== Data supplied ==
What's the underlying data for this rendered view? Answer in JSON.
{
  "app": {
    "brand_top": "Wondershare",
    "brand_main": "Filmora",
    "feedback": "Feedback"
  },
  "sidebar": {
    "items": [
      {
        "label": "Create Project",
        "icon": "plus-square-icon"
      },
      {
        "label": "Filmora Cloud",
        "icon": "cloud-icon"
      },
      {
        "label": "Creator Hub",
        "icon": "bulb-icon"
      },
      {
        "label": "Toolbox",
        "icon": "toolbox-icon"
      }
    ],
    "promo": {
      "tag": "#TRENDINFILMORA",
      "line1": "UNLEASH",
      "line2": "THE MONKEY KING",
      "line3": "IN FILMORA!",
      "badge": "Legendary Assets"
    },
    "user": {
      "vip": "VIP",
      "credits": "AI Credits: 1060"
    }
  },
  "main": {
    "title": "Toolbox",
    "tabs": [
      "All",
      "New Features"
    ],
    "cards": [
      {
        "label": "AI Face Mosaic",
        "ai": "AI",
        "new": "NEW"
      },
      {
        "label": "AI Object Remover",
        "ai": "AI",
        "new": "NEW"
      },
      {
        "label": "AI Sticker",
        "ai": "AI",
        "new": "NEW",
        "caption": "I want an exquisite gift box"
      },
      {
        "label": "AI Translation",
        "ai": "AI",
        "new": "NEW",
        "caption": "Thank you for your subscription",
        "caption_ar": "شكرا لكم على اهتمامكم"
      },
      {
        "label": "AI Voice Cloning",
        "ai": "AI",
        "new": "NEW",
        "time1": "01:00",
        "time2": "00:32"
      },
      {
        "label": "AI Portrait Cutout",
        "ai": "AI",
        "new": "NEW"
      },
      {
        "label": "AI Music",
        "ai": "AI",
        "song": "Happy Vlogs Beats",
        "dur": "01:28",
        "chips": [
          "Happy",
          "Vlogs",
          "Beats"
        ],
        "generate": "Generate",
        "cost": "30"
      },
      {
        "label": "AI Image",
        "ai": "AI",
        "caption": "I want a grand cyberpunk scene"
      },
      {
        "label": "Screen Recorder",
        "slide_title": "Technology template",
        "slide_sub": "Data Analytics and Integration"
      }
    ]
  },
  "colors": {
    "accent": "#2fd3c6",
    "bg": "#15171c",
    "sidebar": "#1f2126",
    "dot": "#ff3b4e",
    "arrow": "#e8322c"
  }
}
===
◆ Your task ◆
Repeat back the data above, exact to the last character.

◆ Full answer ◆
What's the underlying data for this rendered view? Answer in JSON.
{
  "app": {
    "brand_top": "Wondershare",
    "brand_main": "Filmora",
    "feedback": "Feedback"
  },
  "sidebar": {
    "items": [
      {
        "label": "Create Project",
        "icon": "plus-square-icon"
      },
      {
        "label": "Filmora Cloud",
        "icon": "cloud-icon"
      },
      {
        "label": "Creator Hub",
        "icon": "bulb-icon"
      },
      {
        "label": "Toolbox",
        "icon": "toolbox-icon"
      }
    ],
    "promo": {
      "tag": "#TRENDINFILMORA",
      "line1": "UNLEASH",
      "line2": "THE MONKEY KING",
      "line3": "IN FILMORA!",
      "badge": "Legendary Assets"
    },
    "user": {
      "vip": "VIP",
      "credits": "AI Credits: 1060"
    }
  },
  "main": {
    "title": "Toolbox",
    "tabs": [
      "All",
      "New Features"
    ],
    "cards": [
      {
        "label": "AI Face Mosaic",
        "ai": "AI",
        "new": "NEW"
      },
      {
        "label": "AI Object Remover",
        "ai": "AI",
        "new": "NEW"
      },
      {
        "label": "AI Sticker",
        "ai": "AI",
        "new": "NEW",
        "caption": "I want an exquisite gift box"
      },
      {
        "label": "AI Translation",
        "ai": "AI",
        "new": "NEW",
        "caption": "Thank you for your subscription",
        "caption_ar": "شكرا لكم على اهتمامكم"
      },
      {
        "label": "AI Voice Cloning",
        "ai": "AI",
        "new": "NEW",
        "time1": "01:00",
        "time2": "00:32"
      },
      {
        "label": "AI Portrait Cutout",
        "ai": "AI",
        "new": "NEW"
      },
      {
        "label": "AI Music",
        "ai": "AI",
        "song": "Happy Vlogs Beats",
        "dur": "01:28",
        "chips": [
          "Happy",
          "Vlogs",
          "Beats"
        ],
        "generate": "Generate",
        "cost": "30"
      },
      {
        "label": "AI Image",
        "ai": "AI",
        "caption": "I want a grand cyberpunk scene"
      },
      {
        "label": "Screen Recorder",
        "slide_title": "Technology template",
        "slide_sub": "Data Analytics and Integration"
      }
    ]
  },
  "colors": {
    "accent": "#2fd3c6",
    "bg": "#15171c",
    "sidebar": "#1f2126",
    "dot": "#ff3b4e",
    "arrow": "#e8322c"
  }
}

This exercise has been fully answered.